| TASK DETAILS |
Below are some entries. Copy each line that holds the string "JSON".

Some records
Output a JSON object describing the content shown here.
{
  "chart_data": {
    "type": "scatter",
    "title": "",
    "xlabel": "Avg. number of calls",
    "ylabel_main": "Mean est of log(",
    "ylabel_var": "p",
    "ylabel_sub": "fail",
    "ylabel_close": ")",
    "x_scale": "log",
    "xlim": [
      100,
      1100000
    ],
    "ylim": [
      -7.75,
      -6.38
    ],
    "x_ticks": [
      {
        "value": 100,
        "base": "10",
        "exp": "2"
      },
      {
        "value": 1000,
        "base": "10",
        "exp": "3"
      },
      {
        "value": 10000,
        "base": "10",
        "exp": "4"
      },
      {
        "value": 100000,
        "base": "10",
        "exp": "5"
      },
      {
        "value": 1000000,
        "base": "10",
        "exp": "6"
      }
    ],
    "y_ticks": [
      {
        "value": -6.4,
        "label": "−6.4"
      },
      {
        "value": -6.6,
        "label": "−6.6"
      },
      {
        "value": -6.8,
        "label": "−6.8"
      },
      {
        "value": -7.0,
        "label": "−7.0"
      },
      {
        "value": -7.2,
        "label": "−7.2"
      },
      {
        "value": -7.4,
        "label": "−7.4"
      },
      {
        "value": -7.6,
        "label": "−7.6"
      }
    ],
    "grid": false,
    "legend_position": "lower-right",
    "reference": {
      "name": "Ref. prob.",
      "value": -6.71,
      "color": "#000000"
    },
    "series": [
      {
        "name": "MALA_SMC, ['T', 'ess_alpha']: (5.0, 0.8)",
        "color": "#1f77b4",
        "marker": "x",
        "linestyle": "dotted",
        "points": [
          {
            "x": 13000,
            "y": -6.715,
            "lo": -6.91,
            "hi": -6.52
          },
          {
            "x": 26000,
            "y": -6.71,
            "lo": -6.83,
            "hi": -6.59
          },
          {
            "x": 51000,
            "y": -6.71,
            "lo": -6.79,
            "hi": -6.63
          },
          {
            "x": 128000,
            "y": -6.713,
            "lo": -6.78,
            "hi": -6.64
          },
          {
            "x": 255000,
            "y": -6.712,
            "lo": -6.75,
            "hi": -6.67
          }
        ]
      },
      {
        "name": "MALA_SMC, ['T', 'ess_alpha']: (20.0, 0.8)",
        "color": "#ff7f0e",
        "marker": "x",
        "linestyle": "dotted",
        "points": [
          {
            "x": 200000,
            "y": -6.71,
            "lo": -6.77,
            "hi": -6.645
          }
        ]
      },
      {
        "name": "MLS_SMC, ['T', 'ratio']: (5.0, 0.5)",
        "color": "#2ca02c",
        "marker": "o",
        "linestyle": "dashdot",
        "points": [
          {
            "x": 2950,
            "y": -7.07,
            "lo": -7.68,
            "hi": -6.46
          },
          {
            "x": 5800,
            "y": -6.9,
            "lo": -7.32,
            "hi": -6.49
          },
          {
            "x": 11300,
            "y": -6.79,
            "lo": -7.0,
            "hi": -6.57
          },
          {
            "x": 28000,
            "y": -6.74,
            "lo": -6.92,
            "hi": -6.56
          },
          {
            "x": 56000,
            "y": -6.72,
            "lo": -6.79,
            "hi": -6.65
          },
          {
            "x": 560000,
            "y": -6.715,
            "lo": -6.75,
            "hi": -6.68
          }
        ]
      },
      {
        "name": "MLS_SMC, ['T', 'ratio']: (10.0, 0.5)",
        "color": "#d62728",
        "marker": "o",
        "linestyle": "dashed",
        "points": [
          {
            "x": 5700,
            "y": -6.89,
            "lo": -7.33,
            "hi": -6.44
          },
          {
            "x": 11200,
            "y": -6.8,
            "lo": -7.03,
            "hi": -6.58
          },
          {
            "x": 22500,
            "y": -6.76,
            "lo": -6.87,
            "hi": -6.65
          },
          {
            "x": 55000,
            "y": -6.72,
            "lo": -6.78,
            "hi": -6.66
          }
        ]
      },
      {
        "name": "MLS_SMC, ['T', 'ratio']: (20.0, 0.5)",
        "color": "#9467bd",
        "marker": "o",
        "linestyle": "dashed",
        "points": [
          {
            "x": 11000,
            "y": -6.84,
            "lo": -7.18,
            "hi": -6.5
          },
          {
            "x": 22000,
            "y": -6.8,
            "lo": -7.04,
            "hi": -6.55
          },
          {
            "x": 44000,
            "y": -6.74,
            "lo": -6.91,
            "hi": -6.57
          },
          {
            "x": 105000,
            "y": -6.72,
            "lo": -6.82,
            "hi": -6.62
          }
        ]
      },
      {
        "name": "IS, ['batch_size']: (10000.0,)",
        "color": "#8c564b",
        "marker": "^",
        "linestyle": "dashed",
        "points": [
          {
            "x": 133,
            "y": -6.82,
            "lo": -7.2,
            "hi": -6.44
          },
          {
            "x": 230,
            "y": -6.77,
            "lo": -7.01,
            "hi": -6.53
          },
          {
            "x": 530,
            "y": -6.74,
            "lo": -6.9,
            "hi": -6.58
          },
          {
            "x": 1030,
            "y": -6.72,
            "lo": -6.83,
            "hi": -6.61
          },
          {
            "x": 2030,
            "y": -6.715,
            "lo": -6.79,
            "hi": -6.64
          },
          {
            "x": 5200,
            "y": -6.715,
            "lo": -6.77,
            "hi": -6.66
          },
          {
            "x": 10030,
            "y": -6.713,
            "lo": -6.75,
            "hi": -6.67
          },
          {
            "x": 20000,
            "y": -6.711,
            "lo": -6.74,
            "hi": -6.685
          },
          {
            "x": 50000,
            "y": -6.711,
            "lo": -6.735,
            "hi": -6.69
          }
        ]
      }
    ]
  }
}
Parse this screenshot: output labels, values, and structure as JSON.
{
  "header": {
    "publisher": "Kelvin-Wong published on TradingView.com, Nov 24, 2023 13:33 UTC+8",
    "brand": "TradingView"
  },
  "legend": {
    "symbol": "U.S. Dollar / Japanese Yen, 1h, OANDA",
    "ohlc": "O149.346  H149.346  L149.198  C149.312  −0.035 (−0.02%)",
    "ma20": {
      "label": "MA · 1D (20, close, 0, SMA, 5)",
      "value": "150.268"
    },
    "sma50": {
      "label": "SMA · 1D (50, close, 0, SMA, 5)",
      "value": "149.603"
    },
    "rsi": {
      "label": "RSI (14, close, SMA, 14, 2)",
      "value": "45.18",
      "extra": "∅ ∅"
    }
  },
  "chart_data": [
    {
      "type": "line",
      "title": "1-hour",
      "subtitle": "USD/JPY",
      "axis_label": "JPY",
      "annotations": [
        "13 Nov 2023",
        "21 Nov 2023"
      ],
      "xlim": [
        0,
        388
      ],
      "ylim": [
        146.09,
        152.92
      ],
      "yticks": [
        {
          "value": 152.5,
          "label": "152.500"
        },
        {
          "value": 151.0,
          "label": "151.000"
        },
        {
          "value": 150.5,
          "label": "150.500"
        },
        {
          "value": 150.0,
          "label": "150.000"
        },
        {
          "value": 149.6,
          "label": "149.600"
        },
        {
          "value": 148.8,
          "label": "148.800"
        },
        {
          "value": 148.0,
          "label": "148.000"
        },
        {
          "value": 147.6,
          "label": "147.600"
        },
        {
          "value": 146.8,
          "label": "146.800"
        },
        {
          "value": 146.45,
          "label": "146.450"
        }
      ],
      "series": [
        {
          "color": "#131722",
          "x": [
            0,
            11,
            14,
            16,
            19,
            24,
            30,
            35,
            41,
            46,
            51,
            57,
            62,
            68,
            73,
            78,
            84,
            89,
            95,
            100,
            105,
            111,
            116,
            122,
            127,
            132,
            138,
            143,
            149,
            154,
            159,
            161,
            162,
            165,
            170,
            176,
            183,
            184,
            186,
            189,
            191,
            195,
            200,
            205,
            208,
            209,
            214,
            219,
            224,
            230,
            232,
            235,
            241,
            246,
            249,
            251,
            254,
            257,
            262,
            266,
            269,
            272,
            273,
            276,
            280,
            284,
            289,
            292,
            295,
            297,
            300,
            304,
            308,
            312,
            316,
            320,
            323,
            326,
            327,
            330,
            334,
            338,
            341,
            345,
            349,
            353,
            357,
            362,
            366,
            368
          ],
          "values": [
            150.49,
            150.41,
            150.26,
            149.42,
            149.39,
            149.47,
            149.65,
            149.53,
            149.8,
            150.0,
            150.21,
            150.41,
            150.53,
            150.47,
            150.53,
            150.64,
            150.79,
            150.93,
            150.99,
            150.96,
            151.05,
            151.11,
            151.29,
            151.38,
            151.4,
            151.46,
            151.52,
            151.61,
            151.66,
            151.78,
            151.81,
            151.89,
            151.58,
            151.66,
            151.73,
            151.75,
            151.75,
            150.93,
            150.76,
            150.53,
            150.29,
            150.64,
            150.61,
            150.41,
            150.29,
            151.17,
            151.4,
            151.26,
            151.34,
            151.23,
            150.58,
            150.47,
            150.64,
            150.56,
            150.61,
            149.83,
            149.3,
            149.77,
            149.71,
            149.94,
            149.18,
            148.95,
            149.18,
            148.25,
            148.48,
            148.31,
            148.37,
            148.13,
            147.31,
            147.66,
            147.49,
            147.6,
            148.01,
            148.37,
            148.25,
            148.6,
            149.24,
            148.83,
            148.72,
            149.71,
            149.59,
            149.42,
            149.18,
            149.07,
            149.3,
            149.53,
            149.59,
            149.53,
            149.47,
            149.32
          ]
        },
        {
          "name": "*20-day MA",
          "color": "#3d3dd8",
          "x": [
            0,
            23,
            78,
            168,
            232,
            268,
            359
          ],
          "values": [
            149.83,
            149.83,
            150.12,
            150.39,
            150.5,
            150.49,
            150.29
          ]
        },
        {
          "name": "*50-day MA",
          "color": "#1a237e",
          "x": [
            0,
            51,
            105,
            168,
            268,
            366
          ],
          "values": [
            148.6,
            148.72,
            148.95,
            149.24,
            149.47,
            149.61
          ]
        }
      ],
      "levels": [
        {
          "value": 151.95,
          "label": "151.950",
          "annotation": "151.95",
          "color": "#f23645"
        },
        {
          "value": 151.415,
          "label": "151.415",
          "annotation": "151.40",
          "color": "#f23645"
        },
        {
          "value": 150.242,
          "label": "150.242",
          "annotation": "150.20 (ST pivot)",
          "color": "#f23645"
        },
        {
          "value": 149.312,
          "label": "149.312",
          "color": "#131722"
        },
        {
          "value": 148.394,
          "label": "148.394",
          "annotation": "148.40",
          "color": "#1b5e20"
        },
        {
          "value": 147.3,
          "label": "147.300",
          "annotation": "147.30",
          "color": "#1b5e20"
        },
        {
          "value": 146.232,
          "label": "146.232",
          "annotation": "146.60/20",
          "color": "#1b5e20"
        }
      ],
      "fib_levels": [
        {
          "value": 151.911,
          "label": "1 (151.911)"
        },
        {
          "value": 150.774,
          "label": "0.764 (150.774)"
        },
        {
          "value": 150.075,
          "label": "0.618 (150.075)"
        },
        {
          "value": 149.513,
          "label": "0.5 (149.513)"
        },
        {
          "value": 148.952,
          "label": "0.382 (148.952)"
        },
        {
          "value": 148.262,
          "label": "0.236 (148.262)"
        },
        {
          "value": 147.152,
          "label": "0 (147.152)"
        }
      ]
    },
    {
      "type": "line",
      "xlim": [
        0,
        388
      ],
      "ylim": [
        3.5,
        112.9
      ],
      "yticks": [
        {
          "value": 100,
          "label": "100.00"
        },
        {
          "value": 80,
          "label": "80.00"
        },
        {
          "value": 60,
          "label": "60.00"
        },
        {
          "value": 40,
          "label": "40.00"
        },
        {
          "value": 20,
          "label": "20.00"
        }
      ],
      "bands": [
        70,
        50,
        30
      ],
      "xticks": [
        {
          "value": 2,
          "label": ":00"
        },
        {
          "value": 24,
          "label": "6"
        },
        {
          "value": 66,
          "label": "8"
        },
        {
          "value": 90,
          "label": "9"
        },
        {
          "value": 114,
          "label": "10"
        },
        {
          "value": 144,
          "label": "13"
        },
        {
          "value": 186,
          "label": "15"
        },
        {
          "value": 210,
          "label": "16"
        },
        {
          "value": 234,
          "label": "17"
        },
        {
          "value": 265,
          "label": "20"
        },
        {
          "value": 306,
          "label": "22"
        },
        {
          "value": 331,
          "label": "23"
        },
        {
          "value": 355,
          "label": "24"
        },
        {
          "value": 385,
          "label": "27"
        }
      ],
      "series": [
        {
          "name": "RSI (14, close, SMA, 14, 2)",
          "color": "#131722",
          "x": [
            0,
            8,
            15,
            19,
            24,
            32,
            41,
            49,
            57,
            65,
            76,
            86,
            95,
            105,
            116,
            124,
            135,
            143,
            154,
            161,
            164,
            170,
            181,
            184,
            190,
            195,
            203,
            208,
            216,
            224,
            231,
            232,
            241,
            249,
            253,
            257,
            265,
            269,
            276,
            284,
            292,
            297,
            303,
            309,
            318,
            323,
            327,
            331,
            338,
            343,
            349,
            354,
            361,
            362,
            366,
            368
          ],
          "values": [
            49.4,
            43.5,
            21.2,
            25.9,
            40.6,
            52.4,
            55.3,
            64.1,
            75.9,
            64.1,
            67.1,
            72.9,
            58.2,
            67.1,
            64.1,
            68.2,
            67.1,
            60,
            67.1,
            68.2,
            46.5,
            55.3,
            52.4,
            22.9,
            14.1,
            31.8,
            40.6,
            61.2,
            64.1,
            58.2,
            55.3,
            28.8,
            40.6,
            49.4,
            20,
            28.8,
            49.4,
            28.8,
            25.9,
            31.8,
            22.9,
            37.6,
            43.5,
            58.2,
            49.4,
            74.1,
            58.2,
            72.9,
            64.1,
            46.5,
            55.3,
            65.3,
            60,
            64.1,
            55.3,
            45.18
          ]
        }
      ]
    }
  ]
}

| REPLY TO THE EXERCISE |
Output a JSON object describing the content shown here.
Parse this screenshot: output labels, values, and structure as JSON.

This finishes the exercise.